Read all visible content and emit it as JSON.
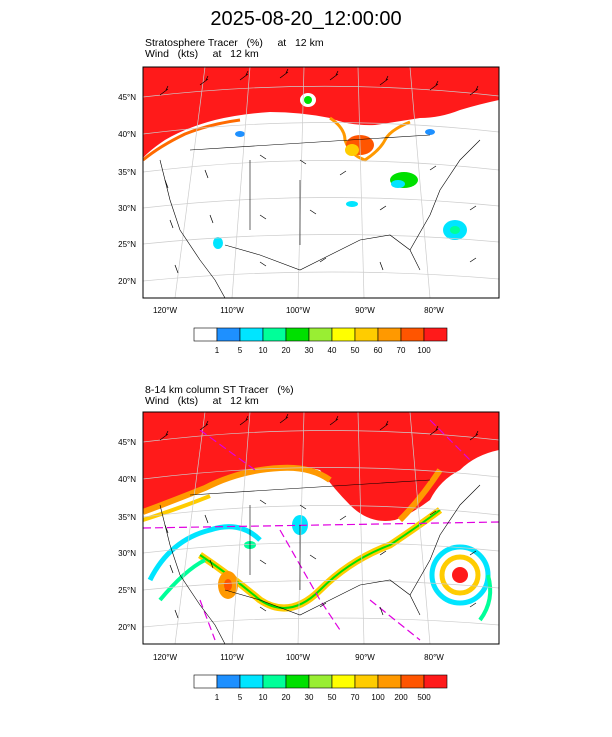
{
  "title": "2025-08-20_12:00:00",
  "panels": [
    {
      "line1": "Stratosphere Tracer   (%)     at   12 km",
      "line2": "Wind   (kts)     at   12 km",
      "lat_labels": [
        "45°N",
        "40°N",
        "35°N",
        "30°N",
        "25°N",
        "20°N"
      ],
      "lon_labels": [
        "120°W",
        "110°W",
        "100°W",
        "90°W",
        "80°W"
      ],
      "colorbar": {
        "colors": [
          "#ffffff",
          "#1e90ff",
          "#00e5ff",
          "#00ff99",
          "#00e000",
          "#99ee33",
          "#ffff00",
          "#ffcc00",
          "#ff9900",
          "#ff5500",
          "#ff1a1a"
        ],
        "labels": [
          "1",
          "5",
          "10",
          "20",
          "30",
          "40",
          "50",
          "60",
          "70",
          "100"
        ]
      }
    },
    {
      "line1": "8-14 km column ST Tracer   (%)",
      "line2": "Wind   (kts)     at   12 km",
      "lat_labels": [
        "45°N",
        "40°N",
        "35°N",
        "30°N",
        "25°N",
        "20°N"
      ],
      "lon_labels": [
        "120°W",
        "110°W",
        "100°W",
        "90°W",
        "80°W"
      ],
      "colorbar": {
        "colors": [
          "#ffffff",
          "#1e90ff",
          "#00e5ff",
          "#00ff99",
          "#00e000",
          "#99ee33",
          "#ffff00",
          "#ffcc00",
          "#ff9900",
          "#ff5500",
          "#ff1a1a"
        ],
        "labels": [
          "1",
          "5",
          "10",
          "20",
          "30",
          "50",
          "70",
          "100",
          "200",
          "500"
        ]
      }
    }
  ]
}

****

SET PROBLEM:
Leave out the pictures and copy every record above exactly.

ANSWER TO THE TASK:
Read all visible content and emit it as JSON.
{
  "title": "2025-08-20_12:00:00",
  "panels": [
    {
      "line1": "Stratosphere Tracer   (%)     at   12 km",
      "line2": "Wind   (kts)     at   12 km",
      "lat_labels": [
        "45°N",
        "40°N",
        "35°N",
        "30°N",
        "25°N",
        "20°N"
      ],
      "lon_labels": [
        "120°W",
        "110°W",
        "100°W",
        "90°W",
        "80°W"
      ],
      "colorbar": {
        "colors": [
          "#ffffff",
          "#1e90ff",
          "#00e5ff",
          "#00ff99",
          "#00e000",
          "#99ee33",
          "#ffff00",
          "#ffcc00",
          "#ff9900",
          "#ff5500",
          "#ff1a1a"
        ],
        "labels": [
          "1",
          "5",
          "10",
          "20",
          "30",
          "40",
          "50",
          "60",
          "70",
          "100"
        ]
      }
    },
    {
      "line1": "8-14 km column ST Tracer   (%)",
      "line2": "Wind   (kts)     at   12 km",
      "lat_labels": [
        "45°N",
        "40°N",
        "35°N",
        "30°N",
        "25°N",
        "20°N"
      ],
      "lon_labels": [
        "120°W",
        "110°W",
        "100°W",
        "90°W",
        "80°W"
      ],
      "colorbar": {
        "colors": [
          "#ffffff",
          "#1e90ff",
          "#00e5ff",
          "#00ff99",
          "#00e000",
          "#99ee33",
          "#ffff00",
          "#ffcc00",
          "#ff9900",
          "#ff5500",
          "#ff1a1a"
        ],
        "labels": [
          "1",
          "5",
          "10",
          "20",
          "30",
          "50",
          "70",
          "100",
          "200",
          "500"
        ]
      }
    }
  ]
}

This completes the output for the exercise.